Dataset entries on figures:
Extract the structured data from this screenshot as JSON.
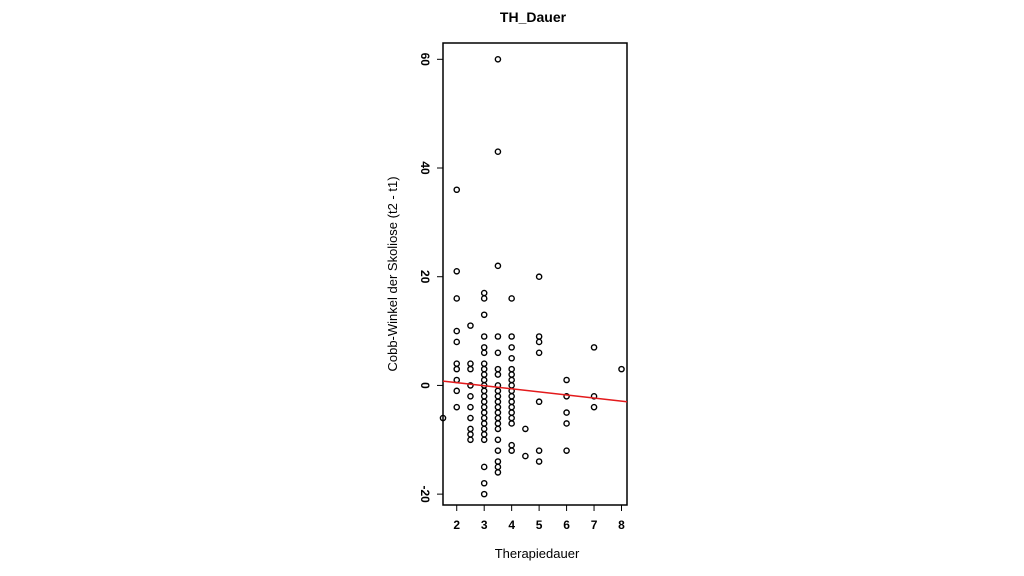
{
  "chart_data": {
    "type": "scatter",
    "title": "TH_Dauer",
    "xlabel": "Therapiedauer",
    "ylabel": "Cobb-Winkel der Skoliose (t2 - t1)",
    "xlim": [
      1.5,
      8.2
    ],
    "ylim": [
      -22,
      63
    ],
    "xticks": [
      2,
      3,
      4,
      5,
      6,
      7,
      8
    ],
    "yticks": [
      -20,
      0,
      20,
      40,
      60
    ],
    "y_tick_rotation": "vertical",
    "grid": false,
    "legend": "none",
    "point_color": "#000000",
    "line_color": "#e31a1c",
    "regression_line": {
      "x": [
        1.5,
        8.2
      ],
      "y": [
        0.8,
        -3.0
      ]
    },
    "points": [
      {
        "x": 1.5,
        "y": -6
      },
      {
        "x": 2,
        "y": 36
      },
      {
        "x": 2,
        "y": 21
      },
      {
        "x": 2,
        "y": 16
      },
      {
        "x": 2,
        "y": 10
      },
      {
        "x": 2,
        "y": 8
      },
      {
        "x": 2,
        "y": 4
      },
      {
        "x": 2,
        "y": 3
      },
      {
        "x": 2,
        "y": 1
      },
      {
        "x": 2,
        "y": -1
      },
      {
        "x": 2,
        "y": -4
      },
      {
        "x": 2.5,
        "y": 11
      },
      {
        "x": 2.5,
        "y": 4
      },
      {
        "x": 2.5,
        "y": 3
      },
      {
        "x": 2.5,
        "y": 0
      },
      {
        "x": 2.5,
        "y": -2
      },
      {
        "x": 2.5,
        "y": -4
      },
      {
        "x": 2.5,
        "y": -6
      },
      {
        "x": 2.5,
        "y": -8
      },
      {
        "x": 2.5,
        "y": -9
      },
      {
        "x": 2.5,
        "y": -10
      },
      {
        "x": 3,
        "y": 17
      },
      {
        "x": 3,
        "y": 16
      },
      {
        "x": 3,
        "y": 13
      },
      {
        "x": 3,
        "y": 9
      },
      {
        "x": 3,
        "y": 7
      },
      {
        "x": 3,
        "y": 6
      },
      {
        "x": 3,
        "y": 4
      },
      {
        "x": 3,
        "y": 3
      },
      {
        "x": 3,
        "y": 2
      },
      {
        "x": 3,
        "y": 1
      },
      {
        "x": 3,
        "y": 0
      },
      {
        "x": 3,
        "y": -1
      },
      {
        "x": 3,
        "y": -2
      },
      {
        "x": 3,
        "y": -3
      },
      {
        "x": 3,
        "y": -4
      },
      {
        "x": 3,
        "y": -5
      },
      {
        "x": 3,
        "y": -6
      },
      {
        "x": 3,
        "y": -7
      },
      {
        "x": 3,
        "y": -8
      },
      {
        "x": 3,
        "y": -9
      },
      {
        "x": 3,
        "y": -10
      },
      {
        "x": 3,
        "y": -15
      },
      {
        "x": 3,
        "y": -18
      },
      {
        "x": 3,
        "y": -20
      },
      {
        "x": 3.5,
        "y": 60
      },
      {
        "x": 3.5,
        "y": 43
      },
      {
        "x": 3.5,
        "y": 22
      },
      {
        "x": 3.5,
        "y": 9
      },
      {
        "x": 3.5,
        "y": 6
      },
      {
        "x": 3.5,
        "y": 3
      },
      {
        "x": 3.5,
        "y": 2
      },
      {
        "x": 3.5,
        "y": 0
      },
      {
        "x": 3.5,
        "y": -1
      },
      {
        "x": 3.5,
        "y": -2
      },
      {
        "x": 3.5,
        "y": -3
      },
      {
        "x": 3.5,
        "y": -4
      },
      {
        "x": 3.5,
        "y": -5
      },
      {
        "x": 3.5,
        "y": -6
      },
      {
        "x": 3.5,
        "y": -7
      },
      {
        "x": 3.5,
        "y": -8
      },
      {
        "x": 3.5,
        "y": -10
      },
      {
        "x": 3.5,
        "y": -12
      },
      {
        "x": 3.5,
        "y": -14
      },
      {
        "x": 3.5,
        "y": -15
      },
      {
        "x": 3.5,
        "y": -16
      },
      {
        "x": 4,
        "y": 16
      },
      {
        "x": 4,
        "y": 9
      },
      {
        "x": 4,
        "y": 7
      },
      {
        "x": 4,
        "y": 5
      },
      {
        "x": 4,
        "y": 3
      },
      {
        "x": 4,
        "y": 2
      },
      {
        "x": 4,
        "y": 1
      },
      {
        "x": 4,
        "y": 0
      },
      {
        "x": 4,
        "y": -1
      },
      {
        "x": 4,
        "y": -2
      },
      {
        "x": 4,
        "y": -3
      },
      {
        "x": 4,
        "y": -4
      },
      {
        "x": 4,
        "y": -5
      },
      {
        "x": 4,
        "y": -6
      },
      {
        "x": 4,
        "y": -7
      },
      {
        "x": 4,
        "y": -11
      },
      {
        "x": 4,
        "y": -12
      },
      {
        "x": 4.5,
        "y": -8
      },
      {
        "x": 4.5,
        "y": -13
      },
      {
        "x": 5,
        "y": 20
      },
      {
        "x": 5,
        "y": 9
      },
      {
        "x": 5,
        "y": 8
      },
      {
        "x": 5,
        "y": 6
      },
      {
        "x": 5,
        "y": -3
      },
      {
        "x": 5,
        "y": -12
      },
      {
        "x": 5,
        "y": -14
      },
      {
        "x": 6,
        "y": 1
      },
      {
        "x": 6,
        "y": -2
      },
      {
        "x": 6,
        "y": -5
      },
      {
        "x": 6,
        "y": -7
      },
      {
        "x": 6,
        "y": -12
      },
      {
        "x": 7,
        "y": 7
      },
      {
        "x": 7,
        "y": -2
      },
      {
        "x": 7,
        "y": -4
      },
      {
        "x": 8,
        "y": 3
      }
    ]
  }
}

## Your objective
Write out the whole listing again, exactly, with no pictures.

## Finished answer
Extract the structured data from this screenshot as JSON.
{
  "chart_data": {
    "type": "scatter",
    "title": "TH_Dauer",
    "xlabel": "Therapiedauer",
    "ylabel": "Cobb-Winkel der Skoliose (t2 - t1)",
    "xlim": [
      1.5,
      8.2
    ],
    "ylim": [
      -22,
      63
    ],
    "xticks": [
      2,
      3,
      4,
      5,
      6,
      7,
      8
    ],
    "yticks": [
      -20,
      0,
      20,
      40,
      60
    ],
    "y_tick_rotation": "vertical",
    "grid": false,
    "legend": "none",
    "point_color": "#000000",
    "line_color": "#e31a1c",
    "regression_line": {
      "x": [
        1.5,
        8.2
      ],
      "y": [
        0.8,
        -3.0
      ]
    },
    "points": [
      {
        "x": 1.5,
        "y": -6
      },
      {
        "x": 2,
        "y": 36
      },
      {
        "x": 2,
        "y": 21
      },
      {
        "x": 2,
        "y": 16
      },
      {
        "x": 2,
        "y": 10
      },
      {
        "x": 2,
        "y": 8
      },
      {
        "x": 2,
        "y": 4
      },
      {
        "x": 2,
        "y": 3
      },
      {
        "x": 2,
        "y": 1
      },
      {
        "x": 2,
        "y": -1
      },
      {
        "x": 2,
        "y": -4
      },
      {
        "x": 2.5,
        "y": 11
      },
      {
        "x": 2.5,
        "y": 4
      },
      {
        "x": 2.5,
        "y": 3
      },
      {
        "x": 2.5,
        "y": 0
      },
      {
        "x": 2.5,
        "y": -2
      },
      {
        "x": 2.5,
        "y": -4
      },
      {
        "x": 2.5,
        "y": -6
      },
      {
        "x": 2.5,
        "y": -8
      },
      {
        "x": 2.5,
        "y": -9
      },
      {
        "x": 2.5,
        "y": -10
      },
      {
        "x": 3,
        "y": 17
      },
      {
        "x": 3,
        "y": 16
      },
      {
        "x": 3,
        "y": 13
      },
      {
        "x": 3,
        "y": 9
      },
      {
        "x": 3,
        "y": 7
      },
      {
        "x": 3,
        "y": 6
      },
      {
        "x": 3,
        "y": 4
      },
      {
        "x": 3,
        "y": 3
      },
      {
        "x": 3,
        "y": 2
      },
      {
        "x": 3,
        "y": 1
      },
      {
        "x": 3,
        "y": 0
      },
      {
        "x": 3,
        "y": -1
      },
      {
        "x": 3,
        "y": -2
      },
      {
        "x": 3,
        "y": -3
      },
      {
        "x": 3,
        "y": -4
      },
      {
        "x": 3,
        "y": -5
      },
      {
        "x": 3,
        "y": -6
      },
      {
        "x": 3,
        "y": -7
      },
      {
        "x": 3,
        "y": -8
      },
      {
        "x": 3,
        "y": -9
      },
      {
        "x": 3,
        "y": -10
      },
      {
        "x": 3,
        "y": -15
      },
      {
        "x": 3,
        "y": -18
      },
      {
        "x": 3,
        "y": -20
      },
      {
        "x": 3.5,
        "y": 60
      },
      {
        "x": 3.5,
        "y": 43
      },
      {
        "x": 3.5,
        "y": 22
      },
      {
        "x": 3.5,
        "y": 9
      },
      {
        "x": 3.5,
        "y": 6
      },
      {
        "x": 3.5,
        "y": 3
      },
      {
        "x": 3.5,
        "y": 2
      },
      {
        "x": 3.5,
        "y": 0
      },
      {
        "x": 3.5,
        "y": -1
      },
      {
        "x": 3.5,
        "y": -2
      },
      {
        "x": 3.5,
        "y": -3
      },
      {
        "x": 3.5,
        "y": -4
      },
      {
        "x": 3.5,
        "y": -5
      },
      {
        "x": 3.5,
        "y": -6
      },
      {
        "x": 3.5,
        "y": -7
      },
      {
        "x": 3.5,
        "y": -8
      },
      {
        "x": 3.5,
        "y": -10
      },
      {
        "x": 3.5,
        "y": -12
      },
      {
        "x": 3.5,
        "y": -14
      },
      {
        "x": 3.5,
        "y": -15
      },
      {
        "x": 3.5,
        "y": -16
      },
      {
        "x": 4,
        "y": 16
      },
      {
        "x": 4,
        "y": 9
      },
      {
        "x": 4,
        "y": 7
      },
      {
        "x": 4,
        "y": 5
      },
      {
        "x": 4,
        "y": 3
      },
      {
        "x": 4,
        "y": 2
      },
      {
        "x": 4,
        "y": 1
      },
      {
        "x": 4,
        "y": 0
      },
      {
        "x": 4,
        "y": -1
      },
      {
        "x": 4,
        "y": -2
      },
      {
        "x": 4,
        "y": -3
      },
      {
        "x": 4,
        "y": -4
      },
      {
        "x": 4,
        "y": -5
      },
      {
        "x": 4,
        "y": -6
      },
      {
        "x": 4,
        "y": -7
      },
      {
        "x": 4,
        "y": -11
      },
      {
        "x": 4,
        "y": -12
      },
      {
        "x": 4.5,
        "y": -8
      },
      {
        "x": 4.5,
        "y": -13
      },
      {
        "x": 5,
        "y": 20
      },
      {
        "x": 5,
        "y": 9
      },
      {
        "x": 5,
        "y": 8
      },
      {
        "x": 5,
        "y": 6
      },
      {
        "x": 5,
        "y": -3
      },
      {
        "x": 5,
        "y": -12
      },
      {
        "x": 5,
        "y": -14
      },
      {
        "x": 6,
        "y": 1
      },
      {
        "x": 6,
        "y": -2
      },
      {
        "x": 6,
        "y": -5
      },
      {
        "x": 6,
        "y": -7
      },
      {
        "x": 6,
        "y": -12
      },
      {
        "x": 7,
        "y": 7
      },
      {
        "x": 7,
        "y": -2
      },
      {
        "x": 7,
        "y": -4
      },
      {
        "x": 8,
        "y": 3
      }
    ]
  }
}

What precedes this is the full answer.